BEGIN
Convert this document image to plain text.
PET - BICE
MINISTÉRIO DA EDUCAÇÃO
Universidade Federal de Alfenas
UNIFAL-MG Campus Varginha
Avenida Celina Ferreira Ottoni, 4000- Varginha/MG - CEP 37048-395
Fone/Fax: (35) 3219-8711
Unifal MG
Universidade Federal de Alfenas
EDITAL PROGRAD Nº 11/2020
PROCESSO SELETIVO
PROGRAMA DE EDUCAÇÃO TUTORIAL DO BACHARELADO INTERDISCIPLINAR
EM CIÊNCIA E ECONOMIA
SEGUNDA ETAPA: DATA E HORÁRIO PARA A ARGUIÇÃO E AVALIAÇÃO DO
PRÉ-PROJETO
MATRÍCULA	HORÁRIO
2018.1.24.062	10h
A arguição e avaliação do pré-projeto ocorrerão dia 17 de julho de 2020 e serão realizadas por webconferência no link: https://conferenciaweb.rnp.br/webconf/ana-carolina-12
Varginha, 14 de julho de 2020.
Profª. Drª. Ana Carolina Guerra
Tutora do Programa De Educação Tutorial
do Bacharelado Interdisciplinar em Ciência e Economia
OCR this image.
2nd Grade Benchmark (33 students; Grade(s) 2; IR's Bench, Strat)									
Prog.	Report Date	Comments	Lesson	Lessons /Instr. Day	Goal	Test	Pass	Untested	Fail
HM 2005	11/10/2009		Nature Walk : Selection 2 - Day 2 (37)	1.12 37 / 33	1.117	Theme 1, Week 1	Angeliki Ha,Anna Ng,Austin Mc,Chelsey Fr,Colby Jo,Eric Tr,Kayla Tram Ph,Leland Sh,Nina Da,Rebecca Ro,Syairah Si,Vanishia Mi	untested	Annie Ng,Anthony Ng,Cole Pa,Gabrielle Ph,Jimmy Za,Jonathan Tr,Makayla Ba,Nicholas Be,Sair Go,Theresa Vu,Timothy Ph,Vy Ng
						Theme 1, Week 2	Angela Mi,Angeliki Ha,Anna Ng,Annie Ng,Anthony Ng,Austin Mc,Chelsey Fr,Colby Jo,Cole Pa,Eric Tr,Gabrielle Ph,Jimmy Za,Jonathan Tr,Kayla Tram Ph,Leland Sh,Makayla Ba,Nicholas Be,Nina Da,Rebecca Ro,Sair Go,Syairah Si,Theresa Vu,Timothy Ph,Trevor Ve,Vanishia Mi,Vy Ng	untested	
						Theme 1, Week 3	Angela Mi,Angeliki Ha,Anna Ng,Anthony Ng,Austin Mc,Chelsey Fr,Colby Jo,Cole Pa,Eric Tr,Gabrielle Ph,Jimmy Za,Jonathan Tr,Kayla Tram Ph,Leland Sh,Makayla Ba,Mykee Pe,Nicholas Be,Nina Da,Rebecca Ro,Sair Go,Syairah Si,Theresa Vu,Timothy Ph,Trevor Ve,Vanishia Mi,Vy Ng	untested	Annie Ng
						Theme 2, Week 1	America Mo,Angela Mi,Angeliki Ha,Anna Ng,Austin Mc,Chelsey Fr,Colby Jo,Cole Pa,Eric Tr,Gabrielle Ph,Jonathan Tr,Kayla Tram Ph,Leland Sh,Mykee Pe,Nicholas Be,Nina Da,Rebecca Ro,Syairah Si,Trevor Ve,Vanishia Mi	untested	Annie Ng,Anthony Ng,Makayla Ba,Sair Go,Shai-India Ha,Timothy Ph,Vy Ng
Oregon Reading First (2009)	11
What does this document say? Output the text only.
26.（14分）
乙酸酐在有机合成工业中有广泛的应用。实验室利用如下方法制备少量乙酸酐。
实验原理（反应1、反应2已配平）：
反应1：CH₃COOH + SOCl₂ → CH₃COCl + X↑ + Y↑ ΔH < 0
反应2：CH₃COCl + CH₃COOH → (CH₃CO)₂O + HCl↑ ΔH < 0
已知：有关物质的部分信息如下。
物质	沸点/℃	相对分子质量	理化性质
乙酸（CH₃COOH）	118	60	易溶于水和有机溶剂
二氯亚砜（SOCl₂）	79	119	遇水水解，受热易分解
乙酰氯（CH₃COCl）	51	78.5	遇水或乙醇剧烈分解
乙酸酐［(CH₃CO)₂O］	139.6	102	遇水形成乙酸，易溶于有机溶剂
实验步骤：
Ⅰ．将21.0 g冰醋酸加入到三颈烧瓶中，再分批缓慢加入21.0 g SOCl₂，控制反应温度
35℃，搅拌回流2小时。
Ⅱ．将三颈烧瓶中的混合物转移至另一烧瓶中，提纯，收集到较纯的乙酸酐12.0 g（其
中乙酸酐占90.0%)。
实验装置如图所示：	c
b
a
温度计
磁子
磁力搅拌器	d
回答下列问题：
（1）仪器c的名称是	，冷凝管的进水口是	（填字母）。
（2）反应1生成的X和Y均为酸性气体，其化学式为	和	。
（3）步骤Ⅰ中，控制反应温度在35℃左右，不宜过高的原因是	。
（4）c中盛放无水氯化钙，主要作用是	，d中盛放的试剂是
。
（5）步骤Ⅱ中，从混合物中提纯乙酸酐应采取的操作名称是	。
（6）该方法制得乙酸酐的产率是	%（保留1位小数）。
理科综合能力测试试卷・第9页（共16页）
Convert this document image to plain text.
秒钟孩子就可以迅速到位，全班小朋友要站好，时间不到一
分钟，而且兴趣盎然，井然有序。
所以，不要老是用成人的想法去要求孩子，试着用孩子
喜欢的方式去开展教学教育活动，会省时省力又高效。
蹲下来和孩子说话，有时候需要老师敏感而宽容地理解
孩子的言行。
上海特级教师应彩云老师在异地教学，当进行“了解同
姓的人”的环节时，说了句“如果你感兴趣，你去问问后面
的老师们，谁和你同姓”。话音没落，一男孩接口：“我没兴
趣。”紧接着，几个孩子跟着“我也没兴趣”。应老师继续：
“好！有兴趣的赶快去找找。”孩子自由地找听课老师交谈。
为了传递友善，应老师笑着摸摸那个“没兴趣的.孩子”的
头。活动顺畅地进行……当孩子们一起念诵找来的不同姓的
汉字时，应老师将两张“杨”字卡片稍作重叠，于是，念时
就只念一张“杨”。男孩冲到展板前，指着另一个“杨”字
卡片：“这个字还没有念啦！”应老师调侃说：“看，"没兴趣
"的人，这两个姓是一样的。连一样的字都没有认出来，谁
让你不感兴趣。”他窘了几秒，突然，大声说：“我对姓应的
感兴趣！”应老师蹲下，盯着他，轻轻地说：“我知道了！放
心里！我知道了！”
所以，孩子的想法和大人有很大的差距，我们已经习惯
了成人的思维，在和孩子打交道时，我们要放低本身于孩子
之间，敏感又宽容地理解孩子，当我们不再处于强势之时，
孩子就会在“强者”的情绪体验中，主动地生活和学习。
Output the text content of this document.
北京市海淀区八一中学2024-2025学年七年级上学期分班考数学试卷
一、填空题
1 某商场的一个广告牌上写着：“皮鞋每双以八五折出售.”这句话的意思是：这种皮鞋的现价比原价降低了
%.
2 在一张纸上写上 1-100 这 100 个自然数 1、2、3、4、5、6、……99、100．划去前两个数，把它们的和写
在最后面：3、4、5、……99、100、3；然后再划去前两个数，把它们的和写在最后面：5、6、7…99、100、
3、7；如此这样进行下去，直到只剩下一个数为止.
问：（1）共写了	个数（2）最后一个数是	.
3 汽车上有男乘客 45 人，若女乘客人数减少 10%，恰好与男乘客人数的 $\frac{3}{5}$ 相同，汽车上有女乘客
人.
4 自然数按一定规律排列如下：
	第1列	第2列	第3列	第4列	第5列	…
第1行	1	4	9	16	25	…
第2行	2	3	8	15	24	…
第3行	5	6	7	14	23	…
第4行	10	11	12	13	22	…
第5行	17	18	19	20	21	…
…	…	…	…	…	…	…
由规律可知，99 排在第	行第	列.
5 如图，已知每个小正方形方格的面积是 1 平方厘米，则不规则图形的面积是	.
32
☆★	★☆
END
### [TASK OBJECTIVE]
Starting at the line that contains "Output the text content of this document.", retype each line through the end of the listing above and nothing else.

### [SOLVED EXERCISE]
Output the text content of this document.
北京市海淀区八一中学2024-2025学年七年级上学期分班考数学试卷
一、填空题
1 某商场的一个广告牌上写着：“皮鞋每双以八五折出售.”这句话的意思是：这种皮鞋的现价比原价降低了
%.
2 在一张纸上写上 1-100 这 100 个自然数 1、2、3、4、5、6、……99、100．划去前两个数，把它们的和写
在最后面：3、4、5、……99、100、3；然后再划去前两个数，把它们的和写在最后面：5、6、7…99、100、
3、7；如此这样进行下去，直到只剩下一个数为止.
问：（1）共写了	个数（2）最后一个数是	.
3 汽车上有男乘客 45 人，若女乘客人数减少 10%，恰好与男乘客人数的 $\frac{3}{5}$ 相同，汽车上有女乘客
人.
4 自然数按一定规律排列如下：
	第1列	第2列	第3列	第4列	第5列	…
第1行	1	4	9	16	25	…
第2行	2	3	8	15	24	…
第3行	5	6	7	14	23	…
第4行	10	11	12	13	22	…
第5行	17	18	19	20	21	…
…	…	…	…	…	…	…
由规律可知，99 排在第	行第	列.
5 如图，已知每个小正方形方格的面积是 1 平方厘米，则不规则图形的面积是	.
32
☆★	★☆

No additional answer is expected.